Data provided:
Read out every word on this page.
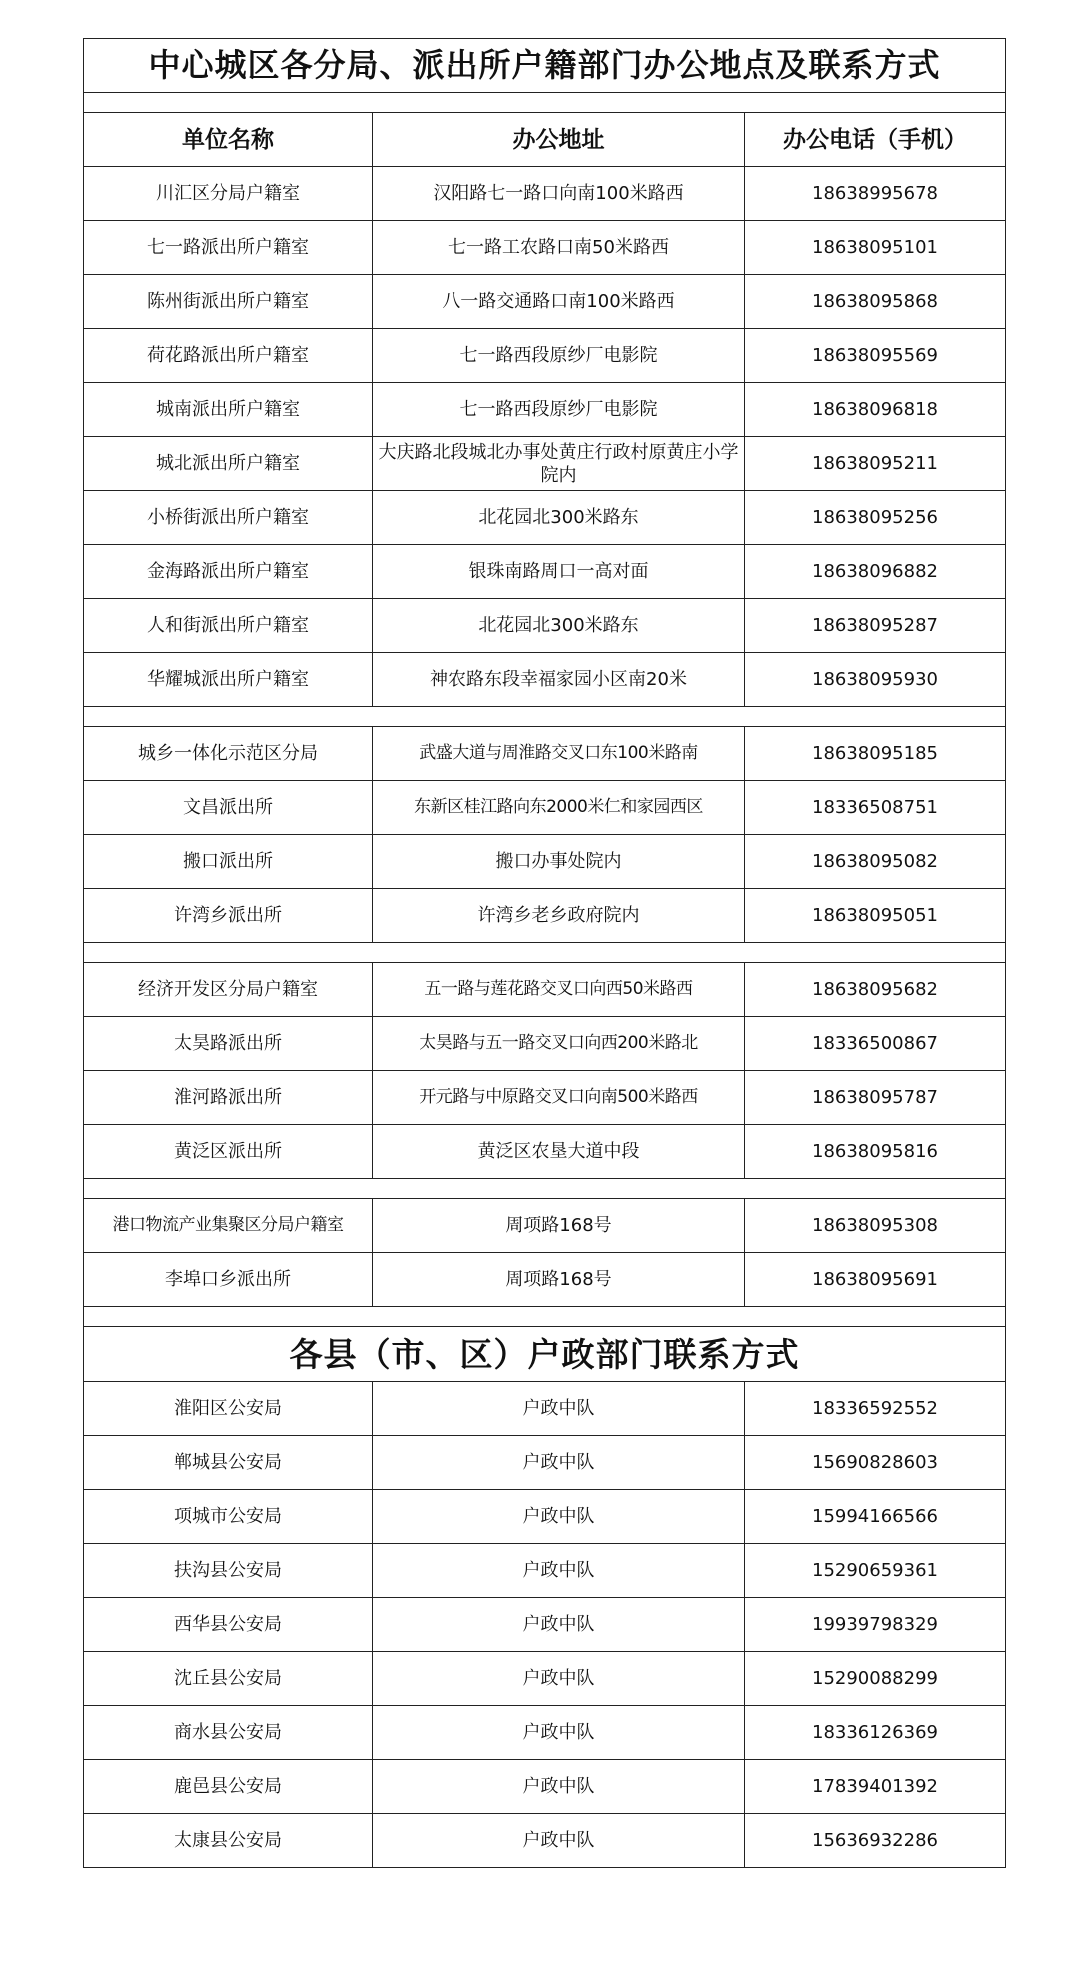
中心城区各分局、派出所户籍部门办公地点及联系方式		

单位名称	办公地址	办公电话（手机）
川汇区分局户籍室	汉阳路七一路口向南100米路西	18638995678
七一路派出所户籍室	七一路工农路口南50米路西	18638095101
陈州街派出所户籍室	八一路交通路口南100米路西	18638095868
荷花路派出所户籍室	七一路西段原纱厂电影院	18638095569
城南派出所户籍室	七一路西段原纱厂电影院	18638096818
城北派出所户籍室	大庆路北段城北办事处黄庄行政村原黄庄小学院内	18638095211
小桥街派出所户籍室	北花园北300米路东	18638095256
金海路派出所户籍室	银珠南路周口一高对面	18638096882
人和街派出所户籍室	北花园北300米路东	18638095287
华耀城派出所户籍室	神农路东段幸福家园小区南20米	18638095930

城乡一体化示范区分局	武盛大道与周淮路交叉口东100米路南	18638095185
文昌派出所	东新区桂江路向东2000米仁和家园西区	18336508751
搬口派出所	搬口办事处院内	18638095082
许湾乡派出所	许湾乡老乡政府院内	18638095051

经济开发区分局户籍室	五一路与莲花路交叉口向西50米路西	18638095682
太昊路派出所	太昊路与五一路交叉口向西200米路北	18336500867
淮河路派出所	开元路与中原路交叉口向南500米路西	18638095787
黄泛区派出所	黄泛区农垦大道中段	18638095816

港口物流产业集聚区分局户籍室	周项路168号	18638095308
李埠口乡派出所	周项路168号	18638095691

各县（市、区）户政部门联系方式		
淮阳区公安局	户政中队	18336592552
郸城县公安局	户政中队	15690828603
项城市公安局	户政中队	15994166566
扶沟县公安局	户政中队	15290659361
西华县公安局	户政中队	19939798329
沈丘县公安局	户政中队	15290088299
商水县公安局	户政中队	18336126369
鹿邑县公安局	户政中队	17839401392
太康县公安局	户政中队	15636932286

Written instruction: Look through the lines above and collect those with the word "七一路西段原纱厂电影院".

The solution:
荷花路派出所户籍室	七一路西段原纱厂电影院	18638095569
城南派出所户籍室	七一路西段原纱厂电影院	18638096818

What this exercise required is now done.